Read the listing and extract each line that includes the word "chevron".

Start of Input for this task

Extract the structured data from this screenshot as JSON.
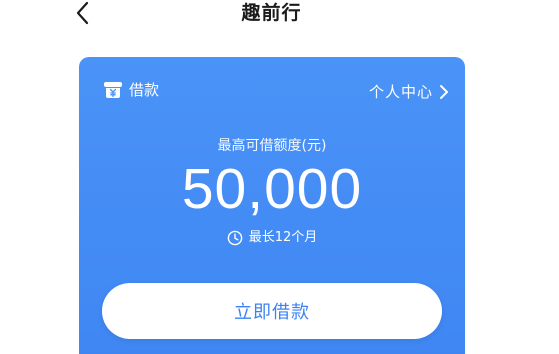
{
  "nav": {
    "title": "趣前行",
    "back_icon": "chevron-left-icon"
  },
  "card": {
    "label": "借款",
    "label_icon": "loan-icon",
    "personal_center_label": "个人中心",
    "personal_center_icon": "chevron-right-icon",
    "limit_label": "最高可借额度(元)",
    "limit_amount": "50,000",
    "term_icon": "clock-icon",
    "term_label": "最长12个月",
    "borrow_button_label": "立即借款"
  },
  "colors": {
    "card_background": "#4a93f7",
    "button_text": "#3d82f2",
    "title_text": "#1b1b1b"
  }
}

End of Input for this task

**Output for this task**
    "back_icon": "chevron-left-icon"
    "personal_center_icon": "chevron-right-icon",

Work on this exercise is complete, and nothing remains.